**Exercise task**
Output all the entries word for word. Omit the pictures.

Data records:

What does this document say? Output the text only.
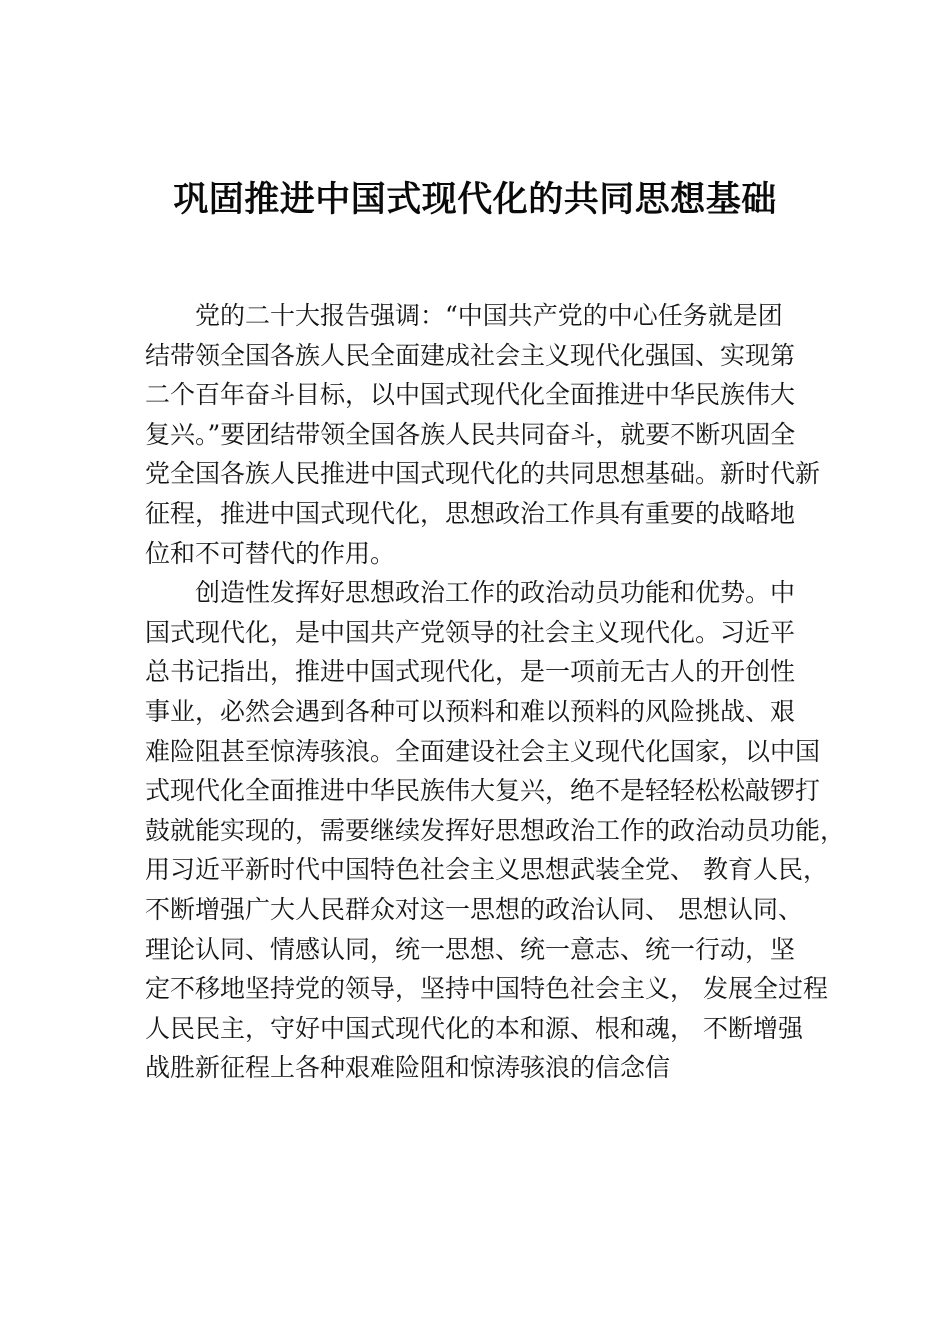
巩固推进中国式现代化的共同思想基础
党的二十大报告强调：“中国共产党的中心任务就是团
结带领全国各族人民全面建成社会主义现代化强国、实现第
二个百年奋斗目标，以中国式现代化全面推进中华民族伟大
复兴。”要团结带领全国各族人民共同奋斗，就要不断巩固全
党全国各族人民推进中国式现代化的共同思想基础。新时代新
征程，推进中国式现代化，思想政治工作具有重要的战略地
位和不可替代的作用。
创造性发挥好思想政治工作的政治动员功能和优势。中
国式现代化，是中国共产党领导的社会主义现代化。习近平
总书记指出，推进中国式现代化，是一项前无古人的开创性
事业，必然会遇到各种可以预料和难以预料的风险挑战、艰
难险阻甚至惊涛骇浪。全面建设社会主义现代化国家，以中国
式现代化全面推进中华民族伟大复兴，绝不是轻轻松松敲锣打
鼓就能实现的，需要继续发挥好思想政治工作的政治动员功能，
用习近平新时代中国特色社会主义思想武装全党、 教育人民，
不断增强广大人民群众对这一思想的政治认同、 思想认同、
理论认同、情感认同，统一思想、统一意志、统一行动，坚
定不移地坚持党的领导，坚持中国特色社会主义， 发展全过程
人民民主，守好中国式现代化的本和源、根和魂， 不断增强
战胜新征程上各种艰难险阻和惊涛骇浪的信念信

**Result of the exercise**
What does this document say? Output the text only.
巩固推进中国式现代化的共同思想基础
党的二十大报告强调：“中国共产党的中心任务就是团
结带领全国各族人民全面建成社会主义现代化强国、实现第
二个百年奋斗目标，以中国式现代化全面推进中华民族伟大
复兴。”要团结带领全国各族人民共同奋斗，就要不断巩固全
党全国各族人民推进中国式现代化的共同思想基础。新时代新
征程，推进中国式现代化，思想政治工作具有重要的战略地
位和不可替代的作用。
创造性发挥好思想政治工作的政治动员功能和优势。中
国式现代化，是中国共产党领导的社会主义现代化。习近平
总书记指出，推进中国式现代化，是一项前无古人的开创性
事业，必然会遇到各种可以预料和难以预料的风险挑战、艰
难险阻甚至惊涛骇浪。全面建设社会主义现代化国家，以中国
式现代化全面推进中华民族伟大复兴，绝不是轻轻松松敲锣打
鼓就能实现的，需要继续发挥好思想政治工作的政治动员功能，
用习近平新时代中国特色社会主义思想武装全党、 教育人民，
不断增强广大人民群众对这一思想的政治认同、 思想认同、
理论认同、情感认同，统一思想、统一意志、统一行动，坚
定不移地坚持党的领导，坚持中国特色社会主义， 发展全过程
人民民主，守好中国式现代化的本和源、根和魂， 不断增强
战胜新征程上各种艰难险阻和惊涛骇浪的信念信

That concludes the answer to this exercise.